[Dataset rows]
= = =
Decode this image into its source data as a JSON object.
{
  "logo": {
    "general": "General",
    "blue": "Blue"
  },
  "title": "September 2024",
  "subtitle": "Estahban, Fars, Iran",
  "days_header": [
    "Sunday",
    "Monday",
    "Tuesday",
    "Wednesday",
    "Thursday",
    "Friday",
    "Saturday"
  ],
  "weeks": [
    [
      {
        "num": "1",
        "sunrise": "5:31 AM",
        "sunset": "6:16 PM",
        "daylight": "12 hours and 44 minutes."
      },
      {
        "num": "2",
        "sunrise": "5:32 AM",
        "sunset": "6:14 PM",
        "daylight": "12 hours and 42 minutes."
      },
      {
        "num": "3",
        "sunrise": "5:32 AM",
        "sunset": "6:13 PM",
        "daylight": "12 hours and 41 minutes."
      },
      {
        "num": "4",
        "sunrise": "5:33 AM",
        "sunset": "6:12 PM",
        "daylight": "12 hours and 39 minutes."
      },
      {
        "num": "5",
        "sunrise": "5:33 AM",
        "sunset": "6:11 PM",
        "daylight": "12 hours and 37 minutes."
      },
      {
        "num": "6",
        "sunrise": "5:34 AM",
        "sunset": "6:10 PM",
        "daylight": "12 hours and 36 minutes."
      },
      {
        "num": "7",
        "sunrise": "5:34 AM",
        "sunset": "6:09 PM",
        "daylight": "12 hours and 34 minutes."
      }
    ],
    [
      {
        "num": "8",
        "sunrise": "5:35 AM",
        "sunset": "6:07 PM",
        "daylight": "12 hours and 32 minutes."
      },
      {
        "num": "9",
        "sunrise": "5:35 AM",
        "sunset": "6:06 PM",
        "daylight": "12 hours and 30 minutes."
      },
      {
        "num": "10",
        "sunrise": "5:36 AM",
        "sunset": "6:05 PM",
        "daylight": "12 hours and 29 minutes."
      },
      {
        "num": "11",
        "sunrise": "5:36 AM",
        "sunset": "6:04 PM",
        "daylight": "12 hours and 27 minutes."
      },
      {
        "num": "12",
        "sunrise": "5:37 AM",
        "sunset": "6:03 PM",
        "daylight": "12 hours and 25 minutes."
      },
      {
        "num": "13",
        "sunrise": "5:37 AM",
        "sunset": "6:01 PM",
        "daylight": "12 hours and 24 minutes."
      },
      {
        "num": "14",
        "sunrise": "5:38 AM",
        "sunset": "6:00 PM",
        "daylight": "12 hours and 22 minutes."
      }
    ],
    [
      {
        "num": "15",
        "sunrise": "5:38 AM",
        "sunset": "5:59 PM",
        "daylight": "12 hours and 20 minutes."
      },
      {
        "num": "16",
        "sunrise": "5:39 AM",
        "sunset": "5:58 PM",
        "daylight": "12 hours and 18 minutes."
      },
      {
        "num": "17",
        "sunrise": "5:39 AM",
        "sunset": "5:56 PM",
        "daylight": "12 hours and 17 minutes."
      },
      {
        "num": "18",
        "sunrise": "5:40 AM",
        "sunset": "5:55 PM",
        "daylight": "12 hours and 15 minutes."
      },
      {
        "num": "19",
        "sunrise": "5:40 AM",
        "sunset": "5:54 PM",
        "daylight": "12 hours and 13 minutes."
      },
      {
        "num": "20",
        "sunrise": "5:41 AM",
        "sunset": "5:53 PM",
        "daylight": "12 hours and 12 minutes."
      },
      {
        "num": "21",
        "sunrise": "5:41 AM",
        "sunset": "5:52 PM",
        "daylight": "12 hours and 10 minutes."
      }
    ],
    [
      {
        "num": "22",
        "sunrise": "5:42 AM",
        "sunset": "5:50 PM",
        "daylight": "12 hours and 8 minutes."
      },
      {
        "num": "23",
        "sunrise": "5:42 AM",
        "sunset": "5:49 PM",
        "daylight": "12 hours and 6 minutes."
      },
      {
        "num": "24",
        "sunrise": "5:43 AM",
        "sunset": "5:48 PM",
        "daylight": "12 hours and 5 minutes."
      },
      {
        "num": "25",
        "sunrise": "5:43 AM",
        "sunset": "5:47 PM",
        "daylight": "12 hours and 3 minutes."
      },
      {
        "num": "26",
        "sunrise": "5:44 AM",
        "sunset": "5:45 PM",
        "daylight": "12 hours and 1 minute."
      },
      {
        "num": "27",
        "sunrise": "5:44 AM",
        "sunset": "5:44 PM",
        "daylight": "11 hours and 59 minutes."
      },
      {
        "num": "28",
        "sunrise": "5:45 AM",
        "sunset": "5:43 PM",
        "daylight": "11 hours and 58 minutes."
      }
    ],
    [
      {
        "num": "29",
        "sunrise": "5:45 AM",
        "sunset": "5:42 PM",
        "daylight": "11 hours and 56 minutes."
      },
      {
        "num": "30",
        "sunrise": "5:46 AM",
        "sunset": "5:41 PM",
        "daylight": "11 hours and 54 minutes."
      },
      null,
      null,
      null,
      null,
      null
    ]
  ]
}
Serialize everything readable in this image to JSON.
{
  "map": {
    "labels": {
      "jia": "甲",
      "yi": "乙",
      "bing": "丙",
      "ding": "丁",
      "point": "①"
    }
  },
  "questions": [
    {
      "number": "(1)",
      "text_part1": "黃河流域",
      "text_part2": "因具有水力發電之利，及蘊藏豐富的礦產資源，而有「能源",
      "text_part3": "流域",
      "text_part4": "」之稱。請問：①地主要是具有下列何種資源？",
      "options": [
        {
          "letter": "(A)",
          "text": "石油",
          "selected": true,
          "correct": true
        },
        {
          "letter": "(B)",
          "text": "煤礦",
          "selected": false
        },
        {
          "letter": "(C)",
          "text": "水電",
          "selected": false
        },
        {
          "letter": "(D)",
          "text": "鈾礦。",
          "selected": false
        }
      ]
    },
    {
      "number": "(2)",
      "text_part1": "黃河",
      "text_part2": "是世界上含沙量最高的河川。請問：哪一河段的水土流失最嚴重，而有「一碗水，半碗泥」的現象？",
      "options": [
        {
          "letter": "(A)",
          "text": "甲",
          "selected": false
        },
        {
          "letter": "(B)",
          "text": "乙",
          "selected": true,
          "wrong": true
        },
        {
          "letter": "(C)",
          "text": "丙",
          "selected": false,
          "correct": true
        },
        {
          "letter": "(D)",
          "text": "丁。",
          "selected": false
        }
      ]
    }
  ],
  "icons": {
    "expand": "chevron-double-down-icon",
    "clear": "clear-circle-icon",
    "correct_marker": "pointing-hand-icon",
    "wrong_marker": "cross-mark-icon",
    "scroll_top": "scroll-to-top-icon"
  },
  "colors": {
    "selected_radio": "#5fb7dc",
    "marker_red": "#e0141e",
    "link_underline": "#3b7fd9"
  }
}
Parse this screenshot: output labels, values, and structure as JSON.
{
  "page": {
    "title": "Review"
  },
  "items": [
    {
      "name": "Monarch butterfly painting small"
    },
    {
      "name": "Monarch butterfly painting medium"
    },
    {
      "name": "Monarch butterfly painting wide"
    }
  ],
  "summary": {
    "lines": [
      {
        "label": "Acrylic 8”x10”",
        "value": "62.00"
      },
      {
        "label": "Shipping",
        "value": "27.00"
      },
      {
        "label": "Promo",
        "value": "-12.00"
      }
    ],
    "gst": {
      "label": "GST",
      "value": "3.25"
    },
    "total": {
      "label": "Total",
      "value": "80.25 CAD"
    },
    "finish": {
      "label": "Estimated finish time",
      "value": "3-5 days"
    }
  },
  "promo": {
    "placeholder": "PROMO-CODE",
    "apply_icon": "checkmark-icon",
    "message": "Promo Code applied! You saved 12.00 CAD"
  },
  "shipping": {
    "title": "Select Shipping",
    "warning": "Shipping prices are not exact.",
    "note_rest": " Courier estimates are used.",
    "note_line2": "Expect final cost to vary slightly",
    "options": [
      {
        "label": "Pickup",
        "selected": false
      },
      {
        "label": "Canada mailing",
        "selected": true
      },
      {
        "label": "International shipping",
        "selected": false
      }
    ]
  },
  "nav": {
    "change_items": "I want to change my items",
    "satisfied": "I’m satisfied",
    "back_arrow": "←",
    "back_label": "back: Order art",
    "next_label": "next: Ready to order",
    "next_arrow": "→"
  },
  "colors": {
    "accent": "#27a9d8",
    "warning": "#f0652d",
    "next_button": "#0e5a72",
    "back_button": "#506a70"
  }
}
= = =
- **Written problem**
Review the material and copy each line in which the word "JSON" appears.

- **Solution below**
Decode this image into its source data as a JSON object.
Serialize everything readable in this image to JSON.
Parse this screenshot: output labels, values, and structure as JSON.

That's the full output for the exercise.